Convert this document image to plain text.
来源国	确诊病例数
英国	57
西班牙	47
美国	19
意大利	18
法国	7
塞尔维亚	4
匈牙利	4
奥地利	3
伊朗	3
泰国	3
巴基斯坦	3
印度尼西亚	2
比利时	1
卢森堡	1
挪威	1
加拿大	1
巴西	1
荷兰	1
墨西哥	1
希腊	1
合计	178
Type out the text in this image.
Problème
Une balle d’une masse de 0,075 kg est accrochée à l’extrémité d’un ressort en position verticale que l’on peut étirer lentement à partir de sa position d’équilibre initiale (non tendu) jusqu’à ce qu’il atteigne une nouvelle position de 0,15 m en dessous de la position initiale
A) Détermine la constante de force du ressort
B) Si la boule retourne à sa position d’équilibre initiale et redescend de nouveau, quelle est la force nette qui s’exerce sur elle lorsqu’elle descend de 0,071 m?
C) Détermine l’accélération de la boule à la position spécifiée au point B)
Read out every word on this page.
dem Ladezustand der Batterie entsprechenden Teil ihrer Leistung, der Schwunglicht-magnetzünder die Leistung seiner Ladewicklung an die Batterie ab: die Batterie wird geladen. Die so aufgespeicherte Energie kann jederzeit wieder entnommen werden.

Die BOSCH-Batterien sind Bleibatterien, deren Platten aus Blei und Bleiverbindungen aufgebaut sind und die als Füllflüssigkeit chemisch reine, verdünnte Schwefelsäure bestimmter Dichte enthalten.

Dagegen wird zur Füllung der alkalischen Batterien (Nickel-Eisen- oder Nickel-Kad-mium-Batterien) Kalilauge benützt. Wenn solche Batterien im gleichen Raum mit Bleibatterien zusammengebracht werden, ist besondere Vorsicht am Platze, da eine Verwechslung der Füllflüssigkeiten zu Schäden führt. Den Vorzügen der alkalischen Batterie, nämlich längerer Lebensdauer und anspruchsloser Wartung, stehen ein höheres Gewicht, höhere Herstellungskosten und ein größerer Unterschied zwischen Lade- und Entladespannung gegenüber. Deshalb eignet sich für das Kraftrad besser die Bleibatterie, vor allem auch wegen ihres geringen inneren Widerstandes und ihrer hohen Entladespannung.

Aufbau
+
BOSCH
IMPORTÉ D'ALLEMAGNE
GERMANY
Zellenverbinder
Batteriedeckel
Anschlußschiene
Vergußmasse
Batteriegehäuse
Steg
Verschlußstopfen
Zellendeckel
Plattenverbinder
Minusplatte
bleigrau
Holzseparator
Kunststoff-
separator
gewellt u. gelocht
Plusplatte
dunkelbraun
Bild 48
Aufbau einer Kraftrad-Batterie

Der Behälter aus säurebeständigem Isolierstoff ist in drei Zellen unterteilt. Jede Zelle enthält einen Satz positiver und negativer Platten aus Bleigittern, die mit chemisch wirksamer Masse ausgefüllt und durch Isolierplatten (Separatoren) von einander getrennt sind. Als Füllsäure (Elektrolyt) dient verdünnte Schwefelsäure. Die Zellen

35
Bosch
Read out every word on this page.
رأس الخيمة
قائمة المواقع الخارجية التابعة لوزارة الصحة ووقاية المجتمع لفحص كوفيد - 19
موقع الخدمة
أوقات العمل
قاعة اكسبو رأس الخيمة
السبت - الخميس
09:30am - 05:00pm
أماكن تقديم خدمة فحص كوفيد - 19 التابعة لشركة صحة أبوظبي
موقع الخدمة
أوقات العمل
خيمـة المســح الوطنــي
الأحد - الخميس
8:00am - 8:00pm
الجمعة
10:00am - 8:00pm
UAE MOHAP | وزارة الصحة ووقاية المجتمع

* * * * * * * * *

EXERCISE INSTRUCTIONS: Reproduce the data shown above exactly.

THE OUTPUT:
Convert this document image to plain text.
来源国	确诊病例数
英国	57
西班牙	47
美国	19
意大利	18
法国	7
塞尔维亚	4
匈牙利	4
奥地利	3
伊朗	3
泰国	3
巴基斯坦	3
印度尼西亚	2
比利时	1
卢森堡	1
挪威	1
加拿大	1
巴西	1
荷兰	1
墨西哥	1
希腊	1
合计	178
Type out the text in this image.
Problème
Une balle d’une masse de 0,075 kg est accrochée à l’extrémité d’un ressort en position verticale que l’on peut étirer lentement à partir de sa position d’équilibre initiale (non tendu) jusqu’à ce qu’il atteigne une nouvelle position de 0,15 m en dessous de la position initiale
A) Détermine la constante de force du ressort
B) Si la boule retourne à sa position d’équilibre initiale et redescend de nouveau, quelle est la force nette qui s’exerce sur elle lorsqu’elle descend de 0,071 m?
C) Détermine l’accélération de la boule à la position spécifiée au point B)
Read out every word on this page.
dem Ladezustand der Batterie entsprechenden Teil ihrer Leistung, der Schwunglicht-magnetzünder die Leistung seiner Ladewicklung an die Batterie ab: die Batterie wird geladen. Die so aufgespeicherte Energie kann jederzeit wieder entnommen werden.

Die BOSCH-Batterien sind Bleibatterien, deren Platten aus Blei und Bleiverbindungen aufgebaut sind und die als Füllflüssigkeit chemisch reine, verdünnte Schwefelsäure bestimmter Dichte enthalten.

Dagegen wird zur Füllung der alkalischen Batterien (Nickel-Eisen- oder Nickel-Kad-mium-Batterien) Kalilauge benützt. Wenn solche Batterien im gleichen Raum mit Bleibatterien zusammengebracht werden, ist besondere Vorsicht am Platze, da eine Verwechslung der Füllflüssigkeiten zu Schäden führt. Den Vorzügen der alkalischen Batterie, nämlich längerer Lebensdauer und anspruchsloser Wartung, stehen ein höheres Gewicht, höhere Herstellungskosten und ein größerer Unterschied zwischen Lade- und Entladespannung gegenüber. Deshalb eignet sich für das Kraftrad besser die Bleibatterie, vor allem auch wegen ihres geringen inneren Widerstandes und ihrer hohen Entladespannung.

Aufbau
+
BOSCH
IMPORTÉ D'ALLEMAGNE
GERMANY
Zellenverbinder
Batteriedeckel
Anschlußschiene
Vergußmasse
Batteriegehäuse
Steg
Verschlußstopfen
Zellendeckel
Plattenverbinder
Minusplatte
bleigrau
Holzseparator
Kunststoff-
separator
gewellt u. gelocht
Plusplatte
dunkelbraun
Bild 48
Aufbau einer Kraftrad-Batterie

Der Behälter aus säurebeständigem Isolierstoff ist in drei Zellen unterteilt. Jede Zelle enthält einen Satz positiver und negativer Platten aus Bleigittern, die mit chemisch wirksamer Masse ausgefüllt und durch Isolierplatten (Separatoren) von einander getrennt sind. Als Füllsäure (Elektrolyt) dient verdünnte Schwefelsäure. Die Zellen

35
Bosch
Read out every word on this page.
رأس الخيمة
قائمة المواقع الخارجية التابعة لوزارة الصحة ووقاية المجتمع لفحص كوفيد - 19
موقع الخدمة
أوقات العمل
قاعة اكسبو رأس الخيمة
السبت - الخميس
09:30am - 05:00pm
أماكن تقديم خدمة فحص كوفيد - 19 التابعة لشركة صحة أبوظبي
موقع الخدمة
أوقات العمل
خيمـة المســح الوطنــي
الأحد - الخميس
8:00am - 8:00pm
الجمعة
10:00am - 8:00pm
UAE MOHAP | وزارة الصحة ووقاية المجتمع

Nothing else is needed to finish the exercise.